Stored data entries
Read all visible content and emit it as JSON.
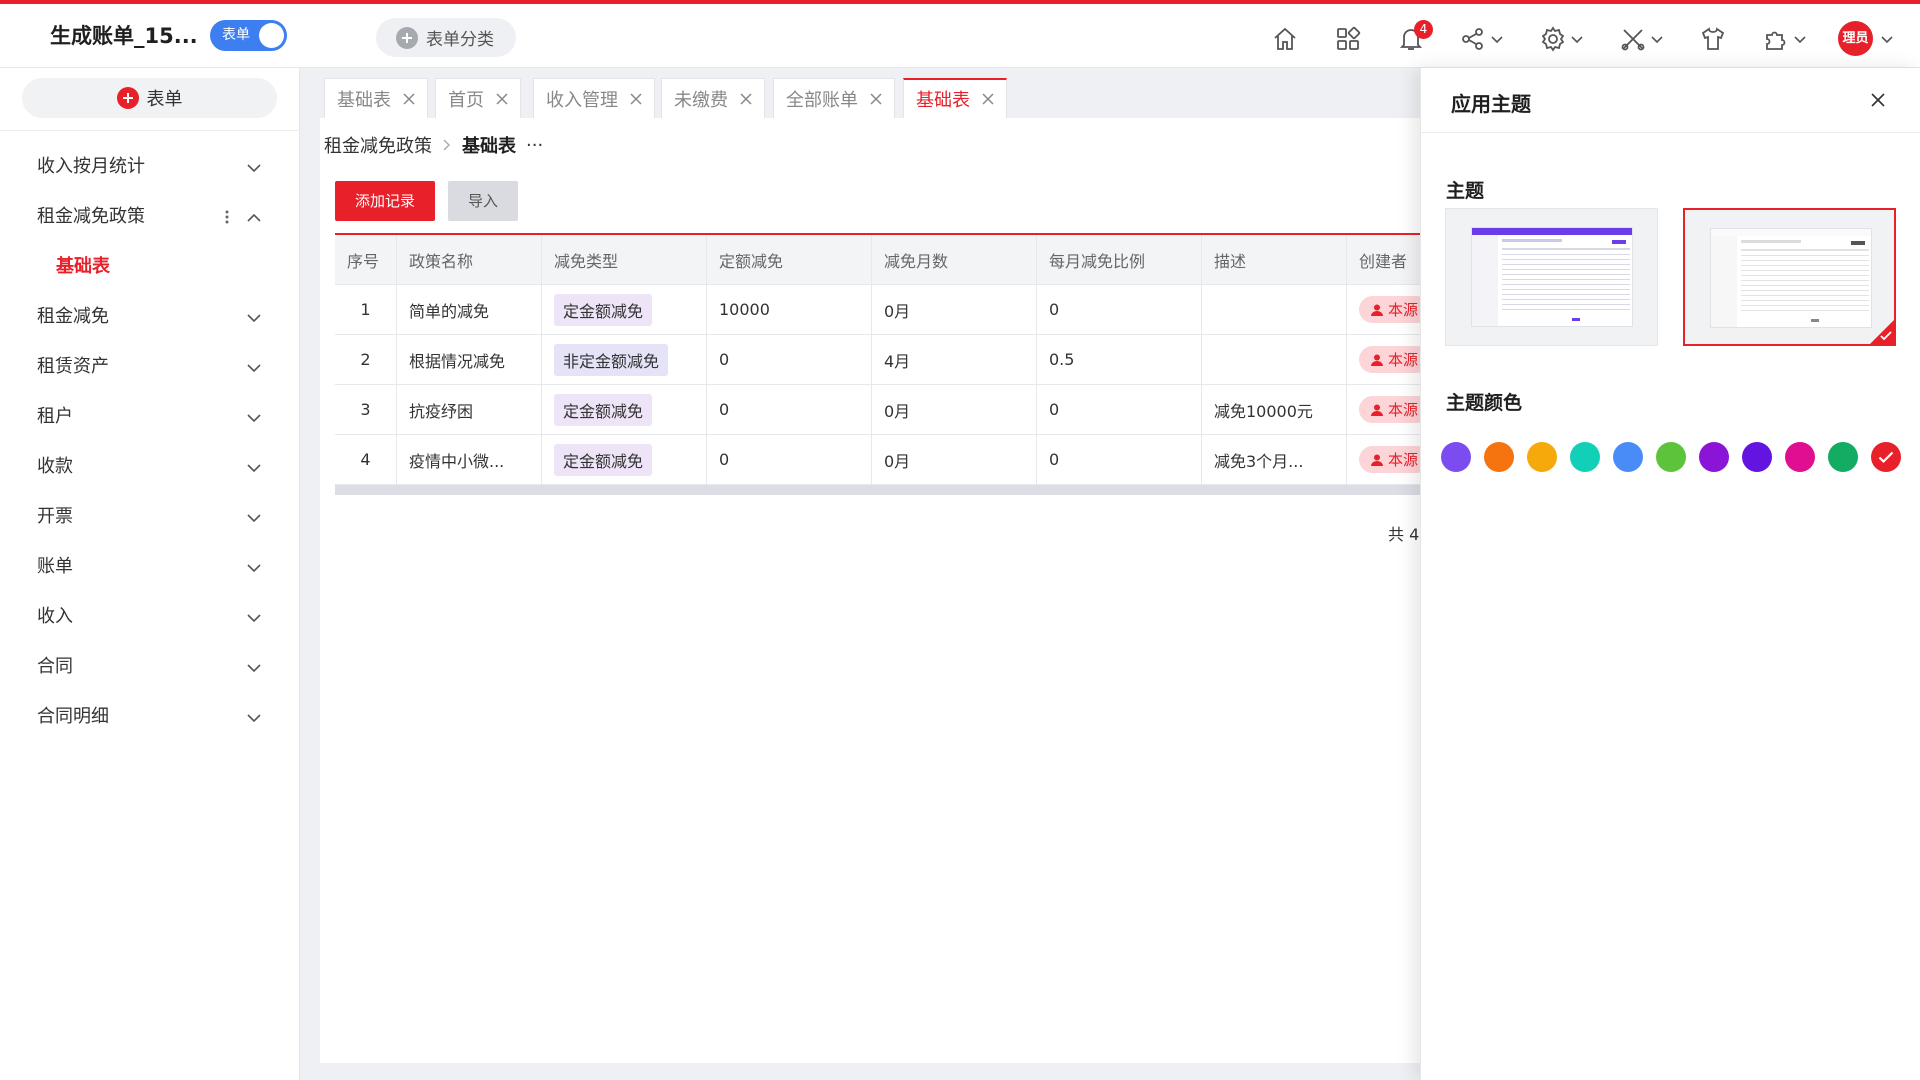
{
  "header": {
    "app_title": "生成账单_15...",
    "mode_label": "表单",
    "category_label": "表单分类",
    "notification_count": "4",
    "avatar_text": "理员"
  },
  "sidebar": {
    "add_label": "表单",
    "items": [
      {
        "label": "收入按月统计"
      },
      {
        "label": "租金减免政策"
      },
      {
        "label": "基础表"
      },
      {
        "label": "租金减免"
      },
      {
        "label": "租赁资产"
      },
      {
        "label": "租户"
      },
      {
        "label": "收款"
      },
      {
        "label": "开票"
      },
      {
        "label": "账单"
      },
      {
        "label": "收入"
      },
      {
        "label": "合同"
      },
      {
        "label": "合同明细"
      }
    ]
  },
  "tabs": [
    {
      "label": "基础表"
    },
    {
      "label": "首页"
    },
    {
      "label": "收入管理"
    },
    {
      "label": "未缴费"
    },
    {
      "label": "全部账单"
    },
    {
      "label": "基础表",
      "active": true
    }
  ],
  "breadcrumb": {
    "parent": "租金减免政策",
    "current": "基础表",
    "more": "···"
  },
  "toolbar": {
    "add_label": "添加记录",
    "import_label": "导入"
  },
  "table": {
    "headers": [
      "序号",
      "政策名称",
      "减免类型",
      "定额减免",
      "减免月数",
      "每月减免比例",
      "描述",
      "创建者"
    ],
    "rows": [
      {
        "no": "1",
        "name": "简单的减免",
        "type": "定金额减免",
        "fixed": "10000",
        "months": "0月",
        "ratio": "0",
        "desc": "",
        "creator": "本源"
      },
      {
        "no": "2",
        "name": "根据情况减免",
        "type": "非定金额减免",
        "fixed": "0",
        "months": "4月",
        "ratio": "0.5",
        "desc": "",
        "creator": "本源"
      },
      {
        "no": "3",
        "name": "抗疫纾困",
        "type": "定金额减免",
        "fixed": "0",
        "months": "0月",
        "ratio": "0",
        "desc": "减免10000元",
        "creator": "本源"
      },
      {
        "no": "4",
        "name": "疫情中小微...",
        "type": "定金额减免",
        "fixed": "0",
        "months": "0月",
        "ratio": "0",
        "desc": "减免3个月...",
        "creator": "本源"
      }
    ],
    "total": "共 4"
  },
  "theme_panel": {
    "title": "应用主题",
    "theme_label": "主题",
    "color_label": "主题颜色",
    "themes": [
      {
        "id": "purple-header"
      },
      {
        "id": "light-red",
        "selected": true
      }
    ],
    "colors": [
      "#7b4df0",
      "#f6740f",
      "#f5a90a",
      "#12cfb8",
      "#4a8cf7",
      "#5cc43a",
      "#8b15d6",
      "#6314e0",
      "#e00e90",
      "#13ac62",
      "#e8202a"
    ],
    "selected_color": "#e8202a"
  }
}
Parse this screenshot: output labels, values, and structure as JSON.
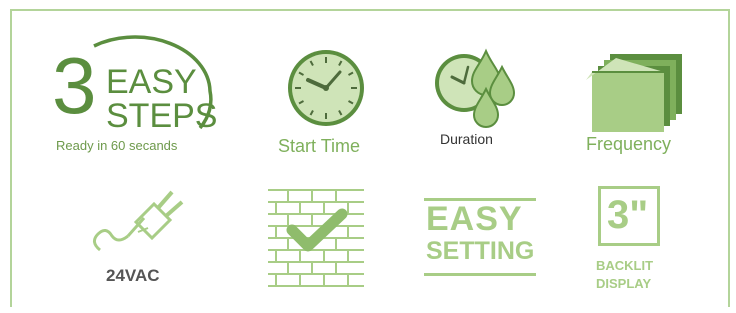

WHAT NEEDS TO BE DONE
Repeat the entries exactly and keep the pictures out of the copy.

EXPECTED ANSWER
Read all visible content and emit it as JSON.
{
  "header": {
    "app_title": "生成账单_15...",
    "mode_label": "表单",
    "category_label": "表单分类",
    "notification_count": "4",
    "avatar_text": "理员"
  },
  "sidebar": {
    "add_label": "表单",
    "items": [
      {
        "label": "收入按月统计"
      },
      {
        "label": "租金减免政策"
      },
      {
        "label": "基础表"
      },
      {
        "label": "租金减免"
      },
      {
        "label": "租赁资产"
      },
      {
        "label": "租户"
      },
      {
        "label": "收款"
      },
      {
        "label": "开票"
      },
      {
        "label": "账单"
      },
      {
        "label": "收入"
      },
      {
        "label": "合同"
      },
      {
        "label": "合同明细"
      }
    ]
  },
  "tabs": [
    {
      "label": "基础表"
    },
    {
      "label": "首页"
    },
    {
      "label": "收入管理"
    },
    {
      "label": "未缴费"
    },
    {
      "label": "全部账单"
    },
    {
      "label": "基础表",
      "active": true
    }
  ],
  "breadcrumb": {
    "parent": "租金减免政策",
    "current": "基础表",
    "more": "···"
  },
  "toolbar": {
    "add_label": "添加记录",
    "import_label": "导入"
  },
  "table": {
    "headers": [
      "序号",
      "政策名称",
      "减免类型",
      "定额减免",
      "减免月数",
      "每月减免比例",
      "描述",
      "创建者"
    ],
    "rows": [
      {
        "no": "1",
        "name": "简单的减免",
        "type": "定金额减免",
        "fixed": "10000",
        "months": "0月",
        "ratio": "0",
        "desc": "",
        "creator": "本源"
      },
      {
        "no": "2",
        "name": "根据情况减免",
        "type": "非定金额减免",
        "fixed": "0",
        "months": "4月",
        "ratio": "0.5",
        "desc": "",
        "creator": "本源"
      },
      {
        "no": "3",
        "name": "抗疫纾困",
        "type": "定金额减免",
        "fixed": "0",
        "months": "0月",
        "ratio": "0",
        "desc": "减免10000元",
        "creator": "本源"
      },
      {
        "no": "4",
        "name": "疫情中小微...",
        "type": "定金额减免",
        "fixed": "0",
        "months": "0月",
        "ratio": "0",
        "desc": "减免3个月...",
        "creator": "本源"
      }
    ],
    "total": "共 4"
  },
  "theme_panel": {
    "title": "应用主题",
    "theme_label": "主题",
    "color_label": "主题颜色",
    "themes": [
      {
        "id": "purple-header"
      },
      {
        "id": "light-red",
        "selected": true
      }
    ],
    "colors": [
      "#7b4df0",
      "#f6740f",
      "#f5a90a",
      "#12cfb8",
      "#4a8cf7",
      "#5cc43a",
      "#8b15d6",
      "#6314e0",
      "#e00e90",
      "#13ac62",
      "#e8202a"
    ],
    "selected_color": "#e8202a"
  }
}
Parse this screenshot: output labels, values, and structure as JSON.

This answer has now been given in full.